[Extracts from a graphics dataset]
----------------

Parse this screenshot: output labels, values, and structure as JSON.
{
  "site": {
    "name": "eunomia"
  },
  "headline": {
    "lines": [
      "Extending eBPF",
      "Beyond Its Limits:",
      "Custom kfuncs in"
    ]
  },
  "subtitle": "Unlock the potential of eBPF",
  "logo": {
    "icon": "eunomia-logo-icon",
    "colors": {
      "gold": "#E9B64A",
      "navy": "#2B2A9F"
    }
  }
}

----------------

Requirement: Using the data above, output each line exactly.

The output:
Parse this screenshot: output labels, values, and structure as JSON.
{
  "site": {
    "name": "eunomia"
  },
  "headline": {
    "lines": [
      "Extending eBPF",
      "Beyond Its Limits:",
      "Custom kfuncs in"
    ]
  },
  "subtitle": "Unlock the potential of eBPF",
  "logo": {
    "icon": "eunomia-logo-icon",
    "colors": {
      "gold": "#E9B64A",
      "navy": "#2B2A9F"
    }
  }
}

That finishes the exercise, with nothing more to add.